## Start

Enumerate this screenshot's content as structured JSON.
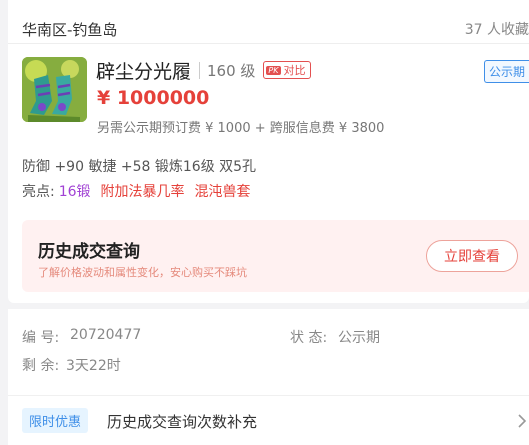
{
  "header": {
    "server": "华南区-钓鱼岛",
    "favorites": "37 人收藏"
  },
  "item": {
    "name": "辟尘分光履",
    "level": "160 级",
    "compare_label": "对比",
    "compare_badge": "PK",
    "status": "公示期",
    "price": "¥ 1000000",
    "fees": "另需公示期预订费 ¥ 1000 + 跨服信息费 ¥ 3800",
    "attributes": "防御 +90 敏捷 +58 锻炼16级 双5孔",
    "highlights_label": "亮点:",
    "highlights": [
      {
        "text": "16锻",
        "color": "#a142d4"
      },
      {
        "text": "附加法暴几率",
        "color": "#e5413a"
      },
      {
        "text": "混沌兽套",
        "color": "#e5413a"
      }
    ]
  },
  "history": {
    "title": "历史成交查询",
    "subtitle": "了解价格波动和属性变化，安心购买不踩坑",
    "button": "立即查看"
  },
  "info": {
    "id_label": "编 号:",
    "id_value": "20720477",
    "status_label": "状 态:",
    "status_value": "公示期",
    "remaining_label": "剩 余:",
    "remaining_value": "3天22时"
  },
  "promo": {
    "tag": "限时优惠",
    "text": "历史成交查询次数补充"
  },
  "icons": {
    "item_image": "green-boots-image",
    "chevron": "chevron-right-icon"
  }
}
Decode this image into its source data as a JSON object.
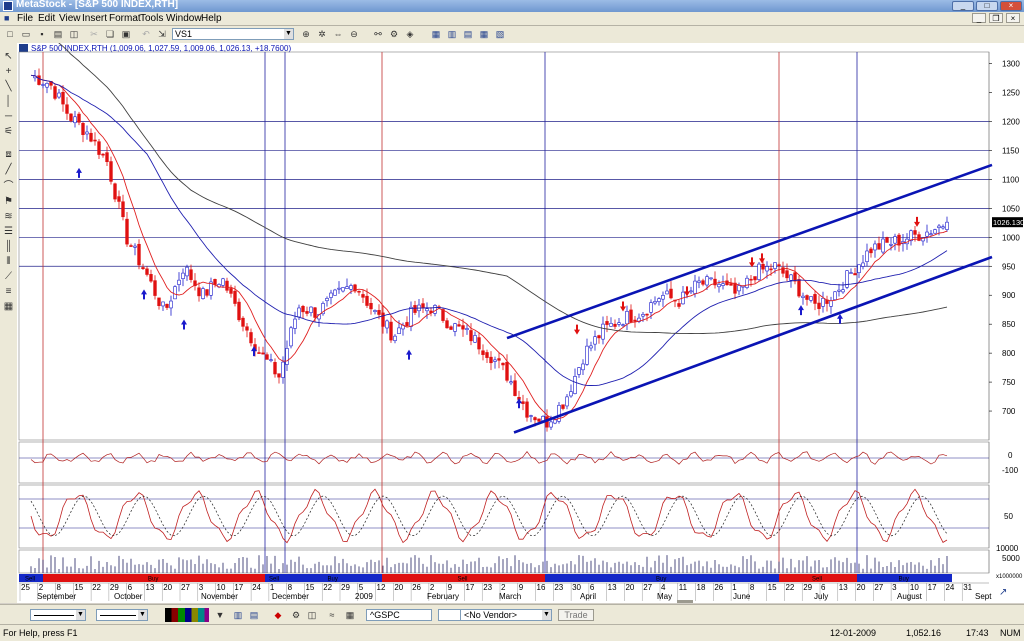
{
  "window": {
    "title": "MetaStock - [S&P 500 INDEX,RTH]"
  },
  "menu": [
    "File",
    "Edit",
    "View",
    "Insert",
    "Format",
    "Tools",
    "Window",
    "Help"
  ],
  "toolbar": {
    "layout_combo": "VS1"
  },
  "chart": {
    "header": "S&P 500 INDEX,RTH (1,009.06, 1,027.59, 1,009.06, 1,026.13, +18.7600)",
    "price_axis_labels": [
      "1300",
      "1250",
      "1200",
      "1150",
      "1100",
      "1050",
      "1000",
      "950",
      "900",
      "850",
      "800",
      "750",
      "700"
    ],
    "current_price_label": "1026.130",
    "indicator1_axis": [
      "0",
      "-100"
    ],
    "indicator2_axis": [
      "50"
    ],
    "volume_axis": [
      "10000",
      "5000"
    ],
    "volume_unit": "x1000000",
    "date_ticks": [
      "25",
      "2",
      "8",
      "15",
      "22",
      "29",
      "6",
      "13",
      "20",
      "27",
      "3",
      "10",
      "17",
      "24",
      "1",
      "8",
      "15",
      "22",
      "29",
      "5",
      "12",
      "20",
      "26",
      "2",
      "9",
      "17",
      "23",
      "2",
      "9",
      "16",
      "23",
      "30",
      "6",
      "13",
      "20",
      "27",
      "4",
      "11",
      "18",
      "26",
      "1",
      "8",
      "15",
      "22",
      "29",
      "6",
      "13",
      "20",
      "27",
      "3",
      "10",
      "17",
      "24",
      "31"
    ],
    "month_labels": [
      "September",
      "October",
      "November",
      "December",
      "2009",
      "February",
      "March",
      "April",
      "May",
      "June",
      "July",
      "August",
      "Sept"
    ],
    "band_labels": [
      "Sell",
      "Buy",
      "Sell",
      "Buy",
      "Sell",
      "Buy",
      "Sell",
      "Buy"
    ],
    "colors": {
      "up": "#1a1acc",
      "down": "#e01010",
      "channel": "#0a14b4",
      "ma_red": "#e02020",
      "ma_blue": "#2020b0",
      "ma_black": "#404040"
    },
    "chart_data": {
      "type": "candlestick",
      "title": "S&P 500 INDEX,RTH",
      "period": "Aug 2008 - Aug 2009",
      "ylim": [
        650,
        1320
      ],
      "last_close": 1026.13,
      "series": [
        {
          "name": "close_approx",
          "points": [
            1280,
            1265,
            1210,
            1180,
            1130,
            1000,
            940,
            870,
            950,
            900,
            930,
            860,
            800,
            760,
            880,
            870,
            900,
            920,
            870,
            830,
            870,
            880,
            850,
            830,
            800,
            760,
            700,
            680,
            720,
            800,
            840,
            860,
            870,
            900,
            890,
            920,
            920,
            900,
            940,
            950,
            920,
            880,
            900,
            940,
            980,
            990,
            1000,
            1010,
            1026
          ]
        }
      ]
    }
  },
  "bottom": {
    "symbol": "^GSPC",
    "vendor": "<No Vendor>",
    "trade_label": "Trade"
  },
  "status": {
    "help": "For Help, press F1",
    "date": "12-01-2009",
    "value": "1,052.16",
    "time": "17:43",
    "num": "NUM"
  }
}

## End

• EXERCISE
Without including any pictures, print all of the material exactly as given.

• COMPLETED EXERCISE
Enumerate this screenshot's content as structured JSON.
{
  "header": {
    "server": "华南区-钓鱼岛",
    "favorites": "37 人收藏"
  },
  "item": {
    "name": "辟尘分光履",
    "level": "160 级",
    "compare_label": "对比",
    "compare_badge": "PK",
    "status": "公示期",
    "price": "¥ 1000000",
    "fees": "另需公示期预订费 ¥ 1000 + 跨服信息费 ¥ 3800",
    "attributes": "防御 +90 敏捷 +58 锻炼16级 双5孔",
    "highlights_label": "亮点:",
    "highlights": [
      {
        "text": "16锻",
        "color": "#a142d4"
      },
      {
        "text": "附加法暴几率",
        "color": "#e5413a"
      },
      {
        "text": "混沌兽套",
        "color": "#e5413a"
      }
    ]
  },
  "history": {
    "title": "历史成交查询",
    "subtitle": "了解价格波动和属性变化，安心购买不踩坑",
    "button": "立即查看"
  },
  "info": {
    "id_label": "编 号:",
    "id_value": "20720477",
    "status_label": "状 态:",
    "status_value": "公示期",
    "remaining_label": "剩 余:",
    "remaining_value": "3天22时"
  },
  "promo": {
    "tag": "限时优惠",
    "text": "历史成交查询次数补充"
  },
  "icons": {
    "item_image": "green-boots-image",
    "chevron": "chevron-right-icon"
  }
}
Decode this image into its source data as a JSON object.
{
  "window": {
    "title": "MetaStock - [S&P 500 INDEX,RTH]"
  },
  "menu": [
    "File",
    "Edit",
    "View",
    "Insert",
    "Format",
    "Tools",
    "Window",
    "Help"
  ],
  "toolbar": {
    "layout_combo": "VS1"
  },
  "chart": {
    "header": "S&P 500 INDEX,RTH (1,009.06, 1,027.59, 1,009.06, 1,026.13, +18.7600)",
    "price_axis_labels": [
      "1300",
      "1250",
      "1200",
      "1150",
      "1100",
      "1050",
      "1000",
      "950",
      "900",
      "850",
      "800",
      "750",
      "700"
    ],
    "current_price_label": "1026.130",
    "indicator1_axis": [
      "0",
      "-100"
    ],
    "indicator2_axis": [
      "50"
    ],
    "volume_axis": [
      "10000",
      "5000"
    ],
    "volume_unit": "x1000000",
    "date_ticks": [
      "25",
      "2",
      "8",
      "15",
      "22",
      "29",
      "6",
      "13",
      "20",
      "27",
      "3",
      "10",
      "17",
      "24",
      "1",
      "8",
      "15",
      "22",
      "29",
      "5",
      "12",
      "20",
      "26",
      "2",
      "9",
      "17",
      "23",
      "2",
      "9",
      "16",
      "23",
      "30",
      "6",
      "13",
      "20",
      "27",
      "4",
      "11",
      "18",
      "26",
      "1",
      "8",
      "15",
      "22",
      "29",
      "6",
      "13",
      "20",
      "27",
      "3",
      "10",
      "17",
      "24",
      "31"
    ],
    "month_labels": [
      "September",
      "October",
      "November",
      "December",
      "2009",
      "February",
      "March",
      "April",
      "May",
      "June",
      "July",
      "August",
      "Sept"
    ],
    "band_labels": [
      "Sell",
      "Buy",
      "Sell",
      "Buy",
      "Sell",
      "Buy",
      "Sell",
      "Buy"
    ],
    "colors": {
      "up": "#1a1acc",
      "down": "#e01010",
      "channel": "#0a14b4",
      "ma_red": "#e02020",
      "ma_blue": "#2020b0",
      "ma_black": "#404040"
    },
    "chart_data": {
      "type": "candlestick",
      "title": "S&P 500 INDEX,RTH",
      "period": "Aug 2008 - Aug 2009",
      "ylim": [
        650,
        1320
      ],
      "last_close": 1026.13,
      "series": [
        {
          "name": "close_approx",
          "points": [
            1280,
            1265,
            1210,
            1180,
            1130,
            1000,
            940,
            870,
            950,
            900,
            930,
            860,
            800,
            760,
            880,
            870,
            900,
            920,
            870,
            830,
            870,
            880,
            850,
            830,
            800,
            760,
            700,
            680,
            720,
            800,
            840,
            860,
            870,
            900,
            890,
            920,
            920,
            900,
            940,
            950,
            920,
            880,
            900,
            940,
            980,
            990,
            1000,
            1010,
            1026
          ]
        }
      ]
    }
  },
  "bottom": {
    "symbol": "^GSPC",
    "vendor": "<No Vendor>",
    "trade_label": "Trade"
  },
  "status": {
    "help": "For Help, press F1",
    "date": "12-01-2009",
    "value": "1,052.16",
    "time": "17:43",
    "num": "NUM"
  }
}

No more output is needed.